Week 1-4: Activation

  • 50%+ complete onboarding
  • 30%+ use core feature daily
  • 60%+ have "aha moment"

Week 5-12: Retention

  • 40%+ return day 7
  • <10% churn monthly
  • 3+ sessions per week

Week 13-24: Growth

  • 20%+ MoM growth
  • LTV/CAC > 3x
  • 10%+ come from referrals

Dashboard Setup

Use simple tools:

  • Mixpanel (user analytics)
  • Amplitude (product analytics)
  • Google Analytics (traffic)
  • Stripe (revenue)
  • Notion (everything else)

Track weekly:

  • Signups
  • Active users
  • Retention
  • Revenue
  • Churn

Review monthly:

  • Cohort analysis
  • Channel performance
  • Feature usage
  • Customer feedback

Gathering Feedback

The Early Customer Interview

After they've used product for 1 week:

Questions:

  1. "What were you hoping to accomplish?"

• [CHALLENGES]:
**A)** What monthly churn target does the startup metrics guide set for weeks 5 through 12?
**B)** Reproduce the section of the startup metrics guide starting at "Week 13-24: Growth" and ending at "Google Analytics (traffic)".
The lines placed after the startup metrics guide have no role in this work.

• [SUPPLIED INFORMATION]:
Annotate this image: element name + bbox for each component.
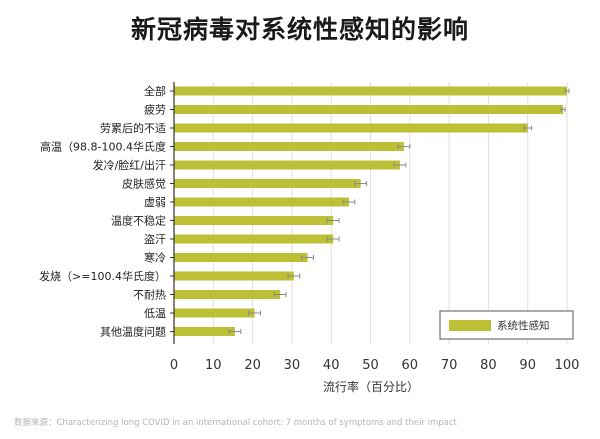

• [EXPECTED OUTPUTS]:
**A)** Less than 10% churn per month.

**B)**
Week 13-24: Growth

  • 20%+ MoM growth
  • LTV/CAC > 3x
  • 10%+ come from referrals

Dashboard Setup

Use simple tools:

  • Mixpanel (user analytics)
  • Amplitude (product analytics)
  • Google Analytics (traffic)